[Extracted data entries]
######
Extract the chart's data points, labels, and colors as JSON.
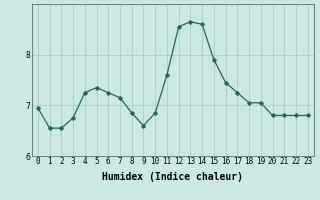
{
  "x": [
    0,
    1,
    2,
    3,
    4,
    5,
    6,
    7,
    8,
    9,
    10,
    11,
    12,
    13,
    14,
    15,
    16,
    17,
    18,
    19,
    20,
    21,
    22,
    23
  ],
  "y": [
    6.95,
    6.55,
    6.55,
    6.75,
    7.25,
    7.35,
    7.25,
    7.15,
    6.85,
    6.6,
    6.85,
    7.6,
    8.55,
    8.65,
    8.6,
    7.9,
    7.45,
    7.25,
    7.05,
    7.05,
    6.8,
    6.8,
    6.8,
    6.8
  ],
  "xlabel": "Humidex (Indice chaleur)",
  "ylim": [
    6.0,
    9.0
  ],
  "xlim": [
    -0.5,
    23.5
  ],
  "yticks": [
    6,
    7,
    8
  ],
  "xtick_labels": [
    "0",
    "1",
    "2",
    "3",
    "4",
    "5",
    "6",
    "7",
    "8",
    "9",
    "10",
    "11",
    "12",
    "13",
    "14",
    "15",
    "16",
    "17",
    "18",
    "19",
    "20",
    "21",
    "22",
    "23"
  ],
  "line_color": "#1a6b5a",
  "marker": "D",
  "marker_size": 1.8,
  "bg_color": "#cce8e4",
  "grid_color": "#aaccc8",
  "axis_color": "#557070",
  "xlabel_fontsize": 7,
  "tick_fontsize": 5.5,
  "line_width": 0.9
}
######
◆ Exercise task:
Reproduce the records, all of them, word for word; omit the pictures.

◆ Complete answer:
Extract the chart's data points, labels, and colors as JSON.
{
  "x": [
    0,
    1,
    2,
    3,
    4,
    5,
    6,
    7,
    8,
    9,
    10,
    11,
    12,
    13,
    14,
    15,
    16,
    17,
    18,
    19,
    20,
    21,
    22,
    23
  ],
  "y": [
    6.95,
    6.55,
    6.55,
    6.75,
    7.25,
    7.35,
    7.25,
    7.15,
    6.85,
    6.6,
    6.85,
    7.6,
    8.55,
    8.65,
    8.6,
    7.9,
    7.45,
    7.25,
    7.05,
    7.05,
    6.8,
    6.8,
    6.8,
    6.8
  ],
  "xlabel": "Humidex (Indice chaleur)",
  "ylim": [
    6.0,
    9.0
  ],
  "xlim": [
    -0.5,
    23.5
  ],
  "yticks": [
    6,
    7,
    8
  ],
  "xtick_labels": [
    "0",
    "1",
    "2",
    "3",
    "4",
    "5",
    "6",
    "7",
    "8",
    "9",
    "10",
    "11",
    "12",
    "13",
    "14",
    "15",
    "16",
    "17",
    "18",
    "19",
    "20",
    "21",
    "22",
    "23"
  ],
  "line_color": "#1a6b5a",
  "marker": "D",
  "marker_size": 1.8,
  "bg_color": "#cce8e4",
  "grid_color": "#aaccc8",
  "axis_color": "#557070",
  "xlabel_fontsize": 7,
  "tick_fontsize": 5.5,
  "line_width": 0.9
}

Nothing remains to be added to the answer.